** Begin **
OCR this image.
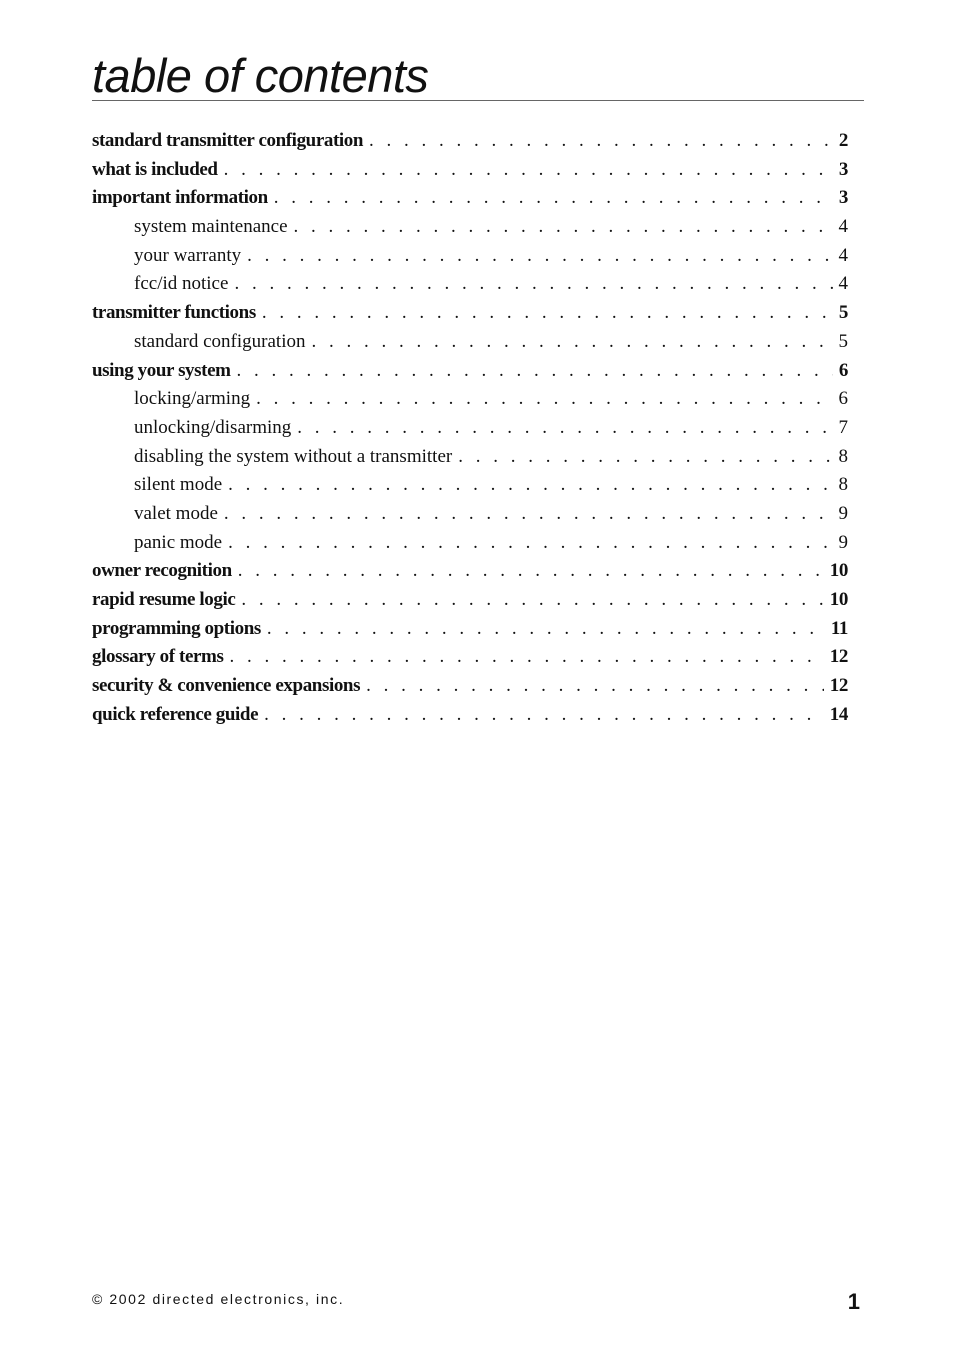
table of contents
standard transmitter configuration . . .	2
what is included . . .	3
important information . . .	3
system maintenance . . .	4
your warranty . . .	4
fcc/id notice . . .	4
transmitter functions . . .	5
standard configuration . . .	5
using your system . . .	6
locking/arming . . .	6
unlocking/disarming . . .	7
disabling the system without a transmitter . . .	8
silent mode . . .	8
valet mode . . .	9
panic mode . . .	9
owner recognition . . .	10
rapid resume logic . . .	10
programming options . . .	11
glossary of terms . . .	12
security & convenience expansions . . .	12
quick reference guide . . .	14
© 2002 directed electronics, inc.	1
** End **
• [AIM OF THE EXERCISE]: Reproduce the data verbatim. Do not carry any picture into the copy.

• [ANSWER FOR THIS EXERCISE]:
OCR this image.
table of contents
standard transmitter configuration . . .	2
what is included . . .	3
important information . . .	3
system maintenance . . .	4
your warranty . . .	4
fcc/id notice . . .	4
transmitter functions . . .	5
standard configuration . . .	5
using your system . . .	6
locking/arming . . .	6
unlocking/disarming . . .	7
disabling the system without a transmitter . . .	8
silent mode . . .	8
valet mode . . .	9
panic mode . . .	9
owner recognition . . .	10
rapid resume logic . . .	10
programming options . . .	11
glossary of terms . . .	12
security & convenience expansions . . .	12
quick reference guide . . .	14
© 2002 directed electronics, inc.	1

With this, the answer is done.